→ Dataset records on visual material
--- START ---

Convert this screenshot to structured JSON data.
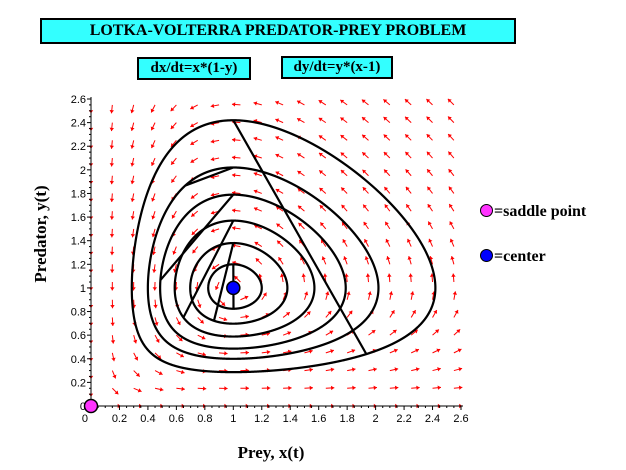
{
  "header": {
    "title": "LOTKA-VOLTERRA PREDATOR-PREY PROBLEM",
    "equation_x": "dx/dt=x*(1-y)",
    "equation_y": "dy/dt=y*(x-1)"
  },
  "legend": {
    "saddle_label": "=saddle point",
    "center_label": "=center"
  },
  "colors": {
    "banner": "#33ffff",
    "field_arrows": "#ff0000",
    "trajectories": "#000000",
    "saddle": "#ff33ff",
    "center": "#0000ff"
  },
  "chart_data": {
    "type": "scatter",
    "title": "LOTKA-VOLTERRA PREDATOR-PREY PROBLEM",
    "xlabel": "Prey, x(t)",
    "ylabel": "Predator, y(t)",
    "xlim": [
      0,
      2.6
    ],
    "ylim": [
      0,
      2.6
    ],
    "x_ticks": [
      0,
      0.2,
      0.4,
      0.6,
      0.8,
      1,
      1.2,
      1.4,
      1.6,
      1.8,
      2,
      2.2,
      2.4,
      2.6
    ],
    "y_ticks": [
      0,
      0.2,
      0.4,
      0.6,
      0.8,
      1,
      1.2,
      1.4,
      1.6,
      1.8,
      2,
      2.2,
      2.4,
      2.6
    ],
    "x_tick_labels": [
      "0",
      "0.2",
      "0.4",
      "0.6",
      "0.8",
      "1",
      "1.2",
      "1.4",
      "1.6",
      "1.8",
      "2",
      "2.2",
      "2.4",
      "2.6"
    ],
    "y_tick_labels": [
      "0",
      "0.2",
      "0.4",
      "0.6",
      "0.8",
      "1",
      "1.2",
      "1.4",
      "1.6",
      "1.8",
      "2",
      "2.2",
      "2.4",
      "2.6"
    ],
    "grid": false,
    "direction_field": {
      "dx": "x*(1-y)",
      "dy": "y*(x-1)",
      "x_range": [
        0,
        2.55
      ],
      "y_range": [
        0,
        2.55
      ],
      "spacing": 0.15
    },
    "trajectories": [
      {
        "x0": 1.0,
        "y0": 2.42
      },
      {
        "x0": 1.0,
        "y0": 2.02
      },
      {
        "x0": 1.0,
        "y0": 1.79
      },
      {
        "x0": 1.0,
        "y0": 1.57
      },
      {
        "x0": 1.0,
        "y0": 1.38
      },
      {
        "x0": 1.0,
        "y0": 1.2
      }
    ],
    "equilibria": [
      {
        "x": 0,
        "y": 0,
        "kind": "saddle point"
      },
      {
        "x": 1,
        "y": 1,
        "kind": "center"
      }
    ]
  }
}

--- END ---

→ JOB
Output the lines above in full and exactly as given, omitting any pictures.

→ EXERCISE RESULT
Convert this screenshot to structured JSON data.
{
  "header": {
    "title": "LOTKA-VOLTERRA PREDATOR-PREY PROBLEM",
    "equation_x": "dx/dt=x*(1-y)",
    "equation_y": "dy/dt=y*(x-1)"
  },
  "legend": {
    "saddle_label": "=saddle point",
    "center_label": "=center"
  },
  "colors": {
    "banner": "#33ffff",
    "field_arrows": "#ff0000",
    "trajectories": "#000000",
    "saddle": "#ff33ff",
    "center": "#0000ff"
  },
  "chart_data": {
    "type": "scatter",
    "title": "LOTKA-VOLTERRA PREDATOR-PREY PROBLEM",
    "xlabel": "Prey, x(t)",
    "ylabel": "Predator, y(t)",
    "xlim": [
      0,
      2.6
    ],
    "ylim": [
      0,
      2.6
    ],
    "x_ticks": [
      0,
      0.2,
      0.4,
      0.6,
      0.8,
      1,
      1.2,
      1.4,
      1.6,
      1.8,
      2,
      2.2,
      2.4,
      2.6
    ],
    "y_ticks": [
      0,
      0.2,
      0.4,
      0.6,
      0.8,
      1,
      1.2,
      1.4,
      1.6,
      1.8,
      2,
      2.2,
      2.4,
      2.6
    ],
    "x_tick_labels": [
      "0",
      "0.2",
      "0.4",
      "0.6",
      "0.8",
      "1",
      "1.2",
      "1.4",
      "1.6",
      "1.8",
      "2",
      "2.2",
      "2.4",
      "2.6"
    ],
    "y_tick_labels": [
      "0",
      "0.2",
      "0.4",
      "0.6",
      "0.8",
      "1",
      "1.2",
      "1.4",
      "1.6",
      "1.8",
      "2",
      "2.2",
      "2.4",
      "2.6"
    ],
    "grid": false,
    "direction_field": {
      "dx": "x*(1-y)",
      "dy": "y*(x-1)",
      "x_range": [
        0,
        2.55
      ],
      "y_range": [
        0,
        2.55
      ],
      "spacing": 0.15
    },
    "trajectories": [
      {
        "x0": 1.0,
        "y0": 2.42
      },
      {
        "x0": 1.0,
        "y0": 2.02
      },
      {
        "x0": 1.0,
        "y0": 1.79
      },
      {
        "x0": 1.0,
        "y0": 1.57
      },
      {
        "x0": 1.0,
        "y0": 1.38
      },
      {
        "x0": 1.0,
        "y0": 1.2
      }
    ],
    "equilibria": [
      {
        "x": 0,
        "y": 0,
        "kind": "saddle point"
      },
      {
        "x": 1,
        "y": 1,
        "kind": "center"
      }
    ]
  }
}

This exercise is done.